Pull out from the material below all lines with "kasus".

Dataset entries:
>> start

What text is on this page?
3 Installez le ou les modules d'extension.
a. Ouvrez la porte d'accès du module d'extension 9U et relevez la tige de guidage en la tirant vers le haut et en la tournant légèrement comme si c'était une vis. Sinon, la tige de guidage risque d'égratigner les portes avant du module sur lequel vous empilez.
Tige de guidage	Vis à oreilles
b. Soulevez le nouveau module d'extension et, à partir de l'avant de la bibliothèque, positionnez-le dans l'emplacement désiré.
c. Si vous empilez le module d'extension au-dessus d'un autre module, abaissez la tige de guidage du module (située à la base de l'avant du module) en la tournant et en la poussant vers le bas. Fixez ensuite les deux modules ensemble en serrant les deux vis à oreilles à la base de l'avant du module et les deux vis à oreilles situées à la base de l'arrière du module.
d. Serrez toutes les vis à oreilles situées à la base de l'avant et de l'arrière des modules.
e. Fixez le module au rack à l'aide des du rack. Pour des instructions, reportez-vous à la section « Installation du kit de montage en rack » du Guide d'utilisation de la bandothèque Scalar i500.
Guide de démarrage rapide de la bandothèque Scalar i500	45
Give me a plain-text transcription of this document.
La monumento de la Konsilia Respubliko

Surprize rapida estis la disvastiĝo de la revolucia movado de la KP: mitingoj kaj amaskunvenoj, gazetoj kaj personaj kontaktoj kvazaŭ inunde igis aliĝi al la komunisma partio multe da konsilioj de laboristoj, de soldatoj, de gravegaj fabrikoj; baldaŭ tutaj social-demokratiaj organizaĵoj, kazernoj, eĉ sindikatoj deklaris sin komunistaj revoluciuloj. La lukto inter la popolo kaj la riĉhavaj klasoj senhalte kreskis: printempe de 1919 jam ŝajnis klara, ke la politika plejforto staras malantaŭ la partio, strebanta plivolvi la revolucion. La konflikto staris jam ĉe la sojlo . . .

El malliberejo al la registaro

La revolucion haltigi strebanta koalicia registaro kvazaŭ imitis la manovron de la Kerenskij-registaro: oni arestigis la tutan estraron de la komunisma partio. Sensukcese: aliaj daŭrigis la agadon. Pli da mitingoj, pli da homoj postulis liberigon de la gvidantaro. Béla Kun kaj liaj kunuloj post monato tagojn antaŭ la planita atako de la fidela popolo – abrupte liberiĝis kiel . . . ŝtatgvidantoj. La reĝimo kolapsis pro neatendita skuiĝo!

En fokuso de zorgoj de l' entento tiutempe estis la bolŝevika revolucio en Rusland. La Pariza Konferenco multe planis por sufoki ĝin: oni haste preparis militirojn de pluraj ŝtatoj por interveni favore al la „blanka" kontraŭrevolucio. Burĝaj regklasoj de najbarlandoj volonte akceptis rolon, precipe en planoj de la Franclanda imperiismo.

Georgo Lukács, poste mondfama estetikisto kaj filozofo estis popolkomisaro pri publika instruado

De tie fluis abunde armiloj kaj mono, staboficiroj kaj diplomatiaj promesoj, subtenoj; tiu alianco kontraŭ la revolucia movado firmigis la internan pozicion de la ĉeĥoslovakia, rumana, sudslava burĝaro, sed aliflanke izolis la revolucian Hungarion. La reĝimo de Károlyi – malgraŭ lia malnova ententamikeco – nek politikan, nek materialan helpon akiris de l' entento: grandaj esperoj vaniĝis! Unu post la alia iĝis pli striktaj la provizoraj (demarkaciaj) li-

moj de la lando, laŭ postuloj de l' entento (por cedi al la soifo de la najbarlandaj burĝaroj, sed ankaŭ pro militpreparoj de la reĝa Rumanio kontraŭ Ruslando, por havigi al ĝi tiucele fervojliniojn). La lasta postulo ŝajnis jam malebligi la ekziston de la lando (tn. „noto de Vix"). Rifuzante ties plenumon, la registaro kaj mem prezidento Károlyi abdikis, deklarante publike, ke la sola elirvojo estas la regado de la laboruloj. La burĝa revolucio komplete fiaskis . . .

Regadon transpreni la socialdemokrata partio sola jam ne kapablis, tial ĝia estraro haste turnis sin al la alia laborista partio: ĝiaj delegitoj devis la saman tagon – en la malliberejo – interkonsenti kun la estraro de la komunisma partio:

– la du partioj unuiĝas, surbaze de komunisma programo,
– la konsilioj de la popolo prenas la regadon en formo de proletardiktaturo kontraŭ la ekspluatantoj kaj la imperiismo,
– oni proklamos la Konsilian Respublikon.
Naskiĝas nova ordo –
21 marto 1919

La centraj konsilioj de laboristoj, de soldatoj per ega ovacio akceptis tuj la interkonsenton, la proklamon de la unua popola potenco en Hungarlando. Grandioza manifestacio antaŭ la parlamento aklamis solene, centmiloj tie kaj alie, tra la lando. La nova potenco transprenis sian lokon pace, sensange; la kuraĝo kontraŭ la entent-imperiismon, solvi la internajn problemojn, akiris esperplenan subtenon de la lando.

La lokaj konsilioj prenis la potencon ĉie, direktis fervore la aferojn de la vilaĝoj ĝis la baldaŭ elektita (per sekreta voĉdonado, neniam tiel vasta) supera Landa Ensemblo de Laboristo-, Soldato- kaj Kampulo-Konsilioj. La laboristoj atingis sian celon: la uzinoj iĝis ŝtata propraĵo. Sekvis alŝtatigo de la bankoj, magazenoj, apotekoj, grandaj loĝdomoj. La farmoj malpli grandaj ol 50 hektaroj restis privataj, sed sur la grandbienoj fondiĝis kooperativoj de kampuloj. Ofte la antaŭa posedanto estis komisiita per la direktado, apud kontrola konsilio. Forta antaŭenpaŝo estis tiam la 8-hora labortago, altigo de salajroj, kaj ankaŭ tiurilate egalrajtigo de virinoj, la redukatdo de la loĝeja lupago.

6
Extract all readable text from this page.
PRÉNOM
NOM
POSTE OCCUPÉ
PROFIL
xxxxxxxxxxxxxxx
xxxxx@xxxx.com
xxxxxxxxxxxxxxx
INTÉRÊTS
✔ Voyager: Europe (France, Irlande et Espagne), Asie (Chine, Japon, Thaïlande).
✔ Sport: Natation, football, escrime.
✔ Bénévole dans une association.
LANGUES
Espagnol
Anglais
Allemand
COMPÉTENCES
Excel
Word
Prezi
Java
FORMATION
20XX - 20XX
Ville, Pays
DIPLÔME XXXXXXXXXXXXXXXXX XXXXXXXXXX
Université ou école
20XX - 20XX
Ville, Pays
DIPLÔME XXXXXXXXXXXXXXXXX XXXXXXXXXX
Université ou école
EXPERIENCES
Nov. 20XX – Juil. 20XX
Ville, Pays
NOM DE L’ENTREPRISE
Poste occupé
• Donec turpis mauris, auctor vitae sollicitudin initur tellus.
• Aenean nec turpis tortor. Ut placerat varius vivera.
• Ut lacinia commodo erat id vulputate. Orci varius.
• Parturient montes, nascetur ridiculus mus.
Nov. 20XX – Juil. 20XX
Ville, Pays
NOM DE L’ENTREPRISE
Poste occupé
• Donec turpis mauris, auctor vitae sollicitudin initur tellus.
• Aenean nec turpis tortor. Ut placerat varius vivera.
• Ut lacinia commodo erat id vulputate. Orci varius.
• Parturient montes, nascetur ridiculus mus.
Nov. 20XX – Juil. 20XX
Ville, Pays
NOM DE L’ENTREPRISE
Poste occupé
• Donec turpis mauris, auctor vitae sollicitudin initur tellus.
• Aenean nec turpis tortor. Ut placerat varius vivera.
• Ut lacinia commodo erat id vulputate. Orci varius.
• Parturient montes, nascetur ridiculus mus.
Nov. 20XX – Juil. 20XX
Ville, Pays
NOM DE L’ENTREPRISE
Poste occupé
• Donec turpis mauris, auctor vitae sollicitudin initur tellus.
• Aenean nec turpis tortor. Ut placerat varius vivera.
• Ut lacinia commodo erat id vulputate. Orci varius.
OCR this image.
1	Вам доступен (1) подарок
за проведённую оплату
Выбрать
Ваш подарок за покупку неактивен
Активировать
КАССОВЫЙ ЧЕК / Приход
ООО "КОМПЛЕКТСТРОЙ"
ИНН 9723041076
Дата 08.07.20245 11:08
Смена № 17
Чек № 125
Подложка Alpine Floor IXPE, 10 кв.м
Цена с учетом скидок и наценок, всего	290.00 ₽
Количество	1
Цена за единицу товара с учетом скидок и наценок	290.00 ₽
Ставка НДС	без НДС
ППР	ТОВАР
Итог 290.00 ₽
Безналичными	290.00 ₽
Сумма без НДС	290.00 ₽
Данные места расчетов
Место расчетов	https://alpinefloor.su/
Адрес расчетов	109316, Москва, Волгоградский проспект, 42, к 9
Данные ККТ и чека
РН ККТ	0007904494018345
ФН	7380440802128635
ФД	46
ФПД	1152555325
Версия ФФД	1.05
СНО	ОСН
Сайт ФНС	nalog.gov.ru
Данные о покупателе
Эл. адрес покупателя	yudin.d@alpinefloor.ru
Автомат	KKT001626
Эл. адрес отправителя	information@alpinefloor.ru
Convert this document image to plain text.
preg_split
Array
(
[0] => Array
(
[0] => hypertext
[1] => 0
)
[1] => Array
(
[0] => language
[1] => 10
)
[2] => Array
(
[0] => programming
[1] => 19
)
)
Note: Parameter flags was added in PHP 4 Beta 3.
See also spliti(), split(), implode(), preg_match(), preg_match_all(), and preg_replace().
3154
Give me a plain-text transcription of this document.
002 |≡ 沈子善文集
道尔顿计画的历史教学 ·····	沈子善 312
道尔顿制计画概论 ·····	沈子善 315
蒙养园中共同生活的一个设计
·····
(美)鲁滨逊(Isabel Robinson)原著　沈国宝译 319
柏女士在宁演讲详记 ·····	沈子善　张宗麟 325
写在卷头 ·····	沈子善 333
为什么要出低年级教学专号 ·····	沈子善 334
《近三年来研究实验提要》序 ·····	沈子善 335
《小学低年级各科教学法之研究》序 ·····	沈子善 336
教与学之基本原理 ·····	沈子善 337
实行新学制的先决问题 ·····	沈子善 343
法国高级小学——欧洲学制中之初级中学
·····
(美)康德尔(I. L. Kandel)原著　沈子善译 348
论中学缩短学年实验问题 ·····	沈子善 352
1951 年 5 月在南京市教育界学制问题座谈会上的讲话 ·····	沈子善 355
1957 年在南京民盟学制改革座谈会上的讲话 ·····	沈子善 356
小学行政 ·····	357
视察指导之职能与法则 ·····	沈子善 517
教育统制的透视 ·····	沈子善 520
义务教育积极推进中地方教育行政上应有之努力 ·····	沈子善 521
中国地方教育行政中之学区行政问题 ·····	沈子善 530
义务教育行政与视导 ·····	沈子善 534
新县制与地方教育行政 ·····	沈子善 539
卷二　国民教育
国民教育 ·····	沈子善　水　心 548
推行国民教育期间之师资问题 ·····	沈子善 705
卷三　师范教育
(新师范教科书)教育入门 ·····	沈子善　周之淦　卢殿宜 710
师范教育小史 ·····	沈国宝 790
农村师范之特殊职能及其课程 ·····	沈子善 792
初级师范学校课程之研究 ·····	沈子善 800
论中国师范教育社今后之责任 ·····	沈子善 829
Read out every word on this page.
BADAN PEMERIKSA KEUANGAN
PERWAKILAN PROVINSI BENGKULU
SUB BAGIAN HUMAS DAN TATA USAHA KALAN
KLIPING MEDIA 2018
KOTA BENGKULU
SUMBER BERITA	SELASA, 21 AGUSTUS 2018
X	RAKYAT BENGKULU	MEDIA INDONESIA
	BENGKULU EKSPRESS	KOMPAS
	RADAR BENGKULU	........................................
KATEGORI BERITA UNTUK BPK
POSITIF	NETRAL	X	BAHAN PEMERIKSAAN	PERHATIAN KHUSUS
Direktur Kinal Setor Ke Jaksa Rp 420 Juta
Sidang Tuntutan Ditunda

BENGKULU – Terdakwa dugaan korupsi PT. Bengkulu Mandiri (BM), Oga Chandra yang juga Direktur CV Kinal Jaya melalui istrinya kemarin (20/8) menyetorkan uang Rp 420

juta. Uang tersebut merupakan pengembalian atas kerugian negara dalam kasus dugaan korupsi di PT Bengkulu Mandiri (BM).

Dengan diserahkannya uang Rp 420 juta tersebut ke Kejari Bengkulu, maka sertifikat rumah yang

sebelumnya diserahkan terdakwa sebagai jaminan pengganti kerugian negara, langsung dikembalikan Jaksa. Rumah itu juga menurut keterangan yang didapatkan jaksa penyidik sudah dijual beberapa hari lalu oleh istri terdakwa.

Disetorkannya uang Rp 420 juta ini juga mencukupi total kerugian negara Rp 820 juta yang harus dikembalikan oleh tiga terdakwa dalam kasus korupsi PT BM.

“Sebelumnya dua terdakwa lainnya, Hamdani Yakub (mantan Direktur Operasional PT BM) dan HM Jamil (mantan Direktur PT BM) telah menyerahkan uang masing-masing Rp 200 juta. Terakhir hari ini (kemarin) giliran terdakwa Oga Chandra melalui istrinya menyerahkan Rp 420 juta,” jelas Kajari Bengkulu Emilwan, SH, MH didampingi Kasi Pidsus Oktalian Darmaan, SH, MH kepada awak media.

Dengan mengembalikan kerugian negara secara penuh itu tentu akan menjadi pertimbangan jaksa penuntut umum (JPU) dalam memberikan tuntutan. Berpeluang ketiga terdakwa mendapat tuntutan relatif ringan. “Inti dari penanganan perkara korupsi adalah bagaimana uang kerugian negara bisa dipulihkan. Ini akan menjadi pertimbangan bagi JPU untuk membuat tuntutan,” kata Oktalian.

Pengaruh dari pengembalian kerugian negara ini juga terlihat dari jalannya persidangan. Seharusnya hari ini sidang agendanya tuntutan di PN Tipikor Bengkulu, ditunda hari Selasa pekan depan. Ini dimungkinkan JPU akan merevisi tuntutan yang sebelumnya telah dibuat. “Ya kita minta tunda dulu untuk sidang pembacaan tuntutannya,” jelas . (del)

>> end

Exercise result:
juta. Uang tersebut merupakan pengembalian atas kerugian negara dalam kasus dugaan korupsi di PT Bengkulu Mandiri (BM).
Disetorkannya uang Rp 420 juta ini juga mencukupi total kerugian negara Rp 820 juta yang harus dikembalikan oleh tiga terdakwa dalam kasus korupsi PT BM.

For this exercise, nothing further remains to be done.